State how many lines of the entries hold the string "XVIII". Reply with the number alone.

-- START OF Raw records --

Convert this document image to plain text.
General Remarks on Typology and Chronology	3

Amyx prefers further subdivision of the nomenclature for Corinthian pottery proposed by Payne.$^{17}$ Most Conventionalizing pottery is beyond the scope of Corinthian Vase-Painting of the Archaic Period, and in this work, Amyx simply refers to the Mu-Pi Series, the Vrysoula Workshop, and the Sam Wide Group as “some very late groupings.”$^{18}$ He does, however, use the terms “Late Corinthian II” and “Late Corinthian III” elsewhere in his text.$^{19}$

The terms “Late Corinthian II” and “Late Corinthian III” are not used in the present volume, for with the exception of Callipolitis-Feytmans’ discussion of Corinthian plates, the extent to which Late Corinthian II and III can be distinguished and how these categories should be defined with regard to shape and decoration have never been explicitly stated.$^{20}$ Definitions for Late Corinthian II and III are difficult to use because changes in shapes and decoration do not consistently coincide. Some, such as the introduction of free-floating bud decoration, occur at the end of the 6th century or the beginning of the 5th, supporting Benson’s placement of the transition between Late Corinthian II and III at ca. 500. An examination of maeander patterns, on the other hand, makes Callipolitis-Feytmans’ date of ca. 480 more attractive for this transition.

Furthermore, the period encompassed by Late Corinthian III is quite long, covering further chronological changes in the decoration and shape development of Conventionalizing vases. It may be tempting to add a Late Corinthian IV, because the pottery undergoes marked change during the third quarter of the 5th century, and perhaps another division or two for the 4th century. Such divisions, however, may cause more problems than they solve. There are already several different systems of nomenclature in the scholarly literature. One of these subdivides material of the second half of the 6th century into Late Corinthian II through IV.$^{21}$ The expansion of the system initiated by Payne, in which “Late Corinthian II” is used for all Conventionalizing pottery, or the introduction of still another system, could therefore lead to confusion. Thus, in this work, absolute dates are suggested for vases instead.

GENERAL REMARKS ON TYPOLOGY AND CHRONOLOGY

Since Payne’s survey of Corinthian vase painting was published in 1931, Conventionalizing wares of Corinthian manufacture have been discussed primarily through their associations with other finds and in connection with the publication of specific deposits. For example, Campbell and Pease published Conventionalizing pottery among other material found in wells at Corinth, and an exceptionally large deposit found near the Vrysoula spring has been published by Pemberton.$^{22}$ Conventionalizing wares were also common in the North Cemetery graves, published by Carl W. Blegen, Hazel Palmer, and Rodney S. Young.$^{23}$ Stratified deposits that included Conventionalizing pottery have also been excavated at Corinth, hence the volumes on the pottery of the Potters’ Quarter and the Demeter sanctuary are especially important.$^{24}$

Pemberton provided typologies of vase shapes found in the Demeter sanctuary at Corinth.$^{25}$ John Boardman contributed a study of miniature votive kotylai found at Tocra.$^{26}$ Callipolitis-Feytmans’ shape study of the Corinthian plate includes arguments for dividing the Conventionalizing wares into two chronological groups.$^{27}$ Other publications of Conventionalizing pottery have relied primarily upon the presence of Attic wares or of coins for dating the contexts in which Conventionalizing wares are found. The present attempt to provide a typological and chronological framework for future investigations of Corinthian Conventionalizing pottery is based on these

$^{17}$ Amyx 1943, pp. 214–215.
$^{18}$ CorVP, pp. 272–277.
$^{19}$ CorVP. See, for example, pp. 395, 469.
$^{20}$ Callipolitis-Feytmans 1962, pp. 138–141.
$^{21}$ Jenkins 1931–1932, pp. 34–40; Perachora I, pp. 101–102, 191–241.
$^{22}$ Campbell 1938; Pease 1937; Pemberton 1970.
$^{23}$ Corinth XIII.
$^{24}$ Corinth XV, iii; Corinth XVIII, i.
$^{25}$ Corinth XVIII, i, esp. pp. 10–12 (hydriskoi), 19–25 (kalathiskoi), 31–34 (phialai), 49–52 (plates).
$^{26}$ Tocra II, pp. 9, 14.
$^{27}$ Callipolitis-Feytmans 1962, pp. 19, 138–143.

-- END OF Raw records --

**Expected answer**
2